- [Available records]:
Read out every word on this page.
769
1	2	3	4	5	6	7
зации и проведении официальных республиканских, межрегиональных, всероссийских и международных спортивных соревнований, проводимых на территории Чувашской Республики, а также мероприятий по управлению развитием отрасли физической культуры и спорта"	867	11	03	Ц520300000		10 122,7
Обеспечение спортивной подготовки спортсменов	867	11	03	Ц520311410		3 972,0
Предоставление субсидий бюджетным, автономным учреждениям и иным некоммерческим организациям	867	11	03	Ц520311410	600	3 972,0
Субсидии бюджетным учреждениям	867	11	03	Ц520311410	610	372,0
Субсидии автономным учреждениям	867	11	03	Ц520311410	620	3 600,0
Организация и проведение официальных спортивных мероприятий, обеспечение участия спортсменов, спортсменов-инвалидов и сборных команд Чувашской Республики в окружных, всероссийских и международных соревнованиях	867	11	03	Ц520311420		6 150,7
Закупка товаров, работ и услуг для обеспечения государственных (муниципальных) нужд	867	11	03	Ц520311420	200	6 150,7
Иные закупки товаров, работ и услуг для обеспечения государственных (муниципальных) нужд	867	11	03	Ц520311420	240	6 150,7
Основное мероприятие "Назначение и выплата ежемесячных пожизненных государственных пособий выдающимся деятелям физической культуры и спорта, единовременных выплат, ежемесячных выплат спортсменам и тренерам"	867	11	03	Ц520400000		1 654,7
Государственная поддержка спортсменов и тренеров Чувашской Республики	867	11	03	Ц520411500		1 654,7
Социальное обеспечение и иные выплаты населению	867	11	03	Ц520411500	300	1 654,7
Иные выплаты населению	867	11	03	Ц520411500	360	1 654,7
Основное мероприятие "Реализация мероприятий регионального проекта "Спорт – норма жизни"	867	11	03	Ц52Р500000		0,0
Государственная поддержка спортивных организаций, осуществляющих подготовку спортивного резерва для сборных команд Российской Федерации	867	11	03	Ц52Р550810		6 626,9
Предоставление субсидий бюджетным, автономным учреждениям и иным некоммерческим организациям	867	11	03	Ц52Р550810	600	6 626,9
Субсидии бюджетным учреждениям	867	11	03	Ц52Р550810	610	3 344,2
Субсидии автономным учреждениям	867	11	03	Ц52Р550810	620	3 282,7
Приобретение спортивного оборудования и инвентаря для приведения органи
* * *
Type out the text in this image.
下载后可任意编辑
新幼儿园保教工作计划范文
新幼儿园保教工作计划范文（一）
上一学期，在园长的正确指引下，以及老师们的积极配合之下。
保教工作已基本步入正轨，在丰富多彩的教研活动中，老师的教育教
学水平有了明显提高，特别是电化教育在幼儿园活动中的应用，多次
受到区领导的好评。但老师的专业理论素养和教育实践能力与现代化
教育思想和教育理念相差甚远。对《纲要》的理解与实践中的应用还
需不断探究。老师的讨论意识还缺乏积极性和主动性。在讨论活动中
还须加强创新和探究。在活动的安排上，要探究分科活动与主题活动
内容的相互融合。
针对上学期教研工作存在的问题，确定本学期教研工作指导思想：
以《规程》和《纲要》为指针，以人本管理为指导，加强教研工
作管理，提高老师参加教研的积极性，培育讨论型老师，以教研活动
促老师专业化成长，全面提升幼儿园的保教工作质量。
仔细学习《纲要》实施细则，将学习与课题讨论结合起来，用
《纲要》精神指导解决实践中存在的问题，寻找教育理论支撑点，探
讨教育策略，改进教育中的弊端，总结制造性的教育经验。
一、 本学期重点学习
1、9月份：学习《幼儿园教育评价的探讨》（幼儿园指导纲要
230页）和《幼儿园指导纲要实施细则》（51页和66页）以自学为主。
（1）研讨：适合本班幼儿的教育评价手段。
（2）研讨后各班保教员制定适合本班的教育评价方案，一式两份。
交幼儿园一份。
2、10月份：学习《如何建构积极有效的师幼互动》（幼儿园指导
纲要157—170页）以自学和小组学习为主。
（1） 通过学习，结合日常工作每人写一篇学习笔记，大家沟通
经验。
==
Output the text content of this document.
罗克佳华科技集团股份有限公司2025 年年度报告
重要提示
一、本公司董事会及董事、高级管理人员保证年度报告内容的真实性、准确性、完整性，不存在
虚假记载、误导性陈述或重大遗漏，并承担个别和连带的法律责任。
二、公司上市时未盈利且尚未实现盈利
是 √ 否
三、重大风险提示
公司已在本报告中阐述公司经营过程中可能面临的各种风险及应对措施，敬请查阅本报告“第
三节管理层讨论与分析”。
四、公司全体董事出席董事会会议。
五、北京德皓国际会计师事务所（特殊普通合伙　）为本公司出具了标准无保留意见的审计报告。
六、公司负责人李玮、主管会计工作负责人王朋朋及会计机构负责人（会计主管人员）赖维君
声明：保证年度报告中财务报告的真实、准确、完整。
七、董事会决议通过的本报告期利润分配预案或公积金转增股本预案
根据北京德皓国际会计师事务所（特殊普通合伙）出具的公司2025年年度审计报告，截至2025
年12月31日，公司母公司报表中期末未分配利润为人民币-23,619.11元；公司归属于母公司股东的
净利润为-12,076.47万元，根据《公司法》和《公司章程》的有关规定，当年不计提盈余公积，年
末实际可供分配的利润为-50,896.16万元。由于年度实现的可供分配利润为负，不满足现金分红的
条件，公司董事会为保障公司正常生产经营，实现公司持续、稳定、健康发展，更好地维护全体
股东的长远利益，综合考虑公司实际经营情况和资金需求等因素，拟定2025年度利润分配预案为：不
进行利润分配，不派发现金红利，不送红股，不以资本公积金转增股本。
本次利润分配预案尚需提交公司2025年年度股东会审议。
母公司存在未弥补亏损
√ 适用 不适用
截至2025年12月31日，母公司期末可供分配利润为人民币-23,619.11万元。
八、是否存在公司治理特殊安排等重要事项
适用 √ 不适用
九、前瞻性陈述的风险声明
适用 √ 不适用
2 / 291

- [Task objective]: From the data, list each line in which the string "работ" appears.

- [Reply]:
Закупка товаров, работ и услуг для обеспечения государственных (муниципальных) нужд	867	11	03	Ц520311420	200	6 150,7
Иные закупки товаров, работ и услуг для обеспечения государственных (муниципальных) нужд	867	11	03	Ц520311420	240	6 150,7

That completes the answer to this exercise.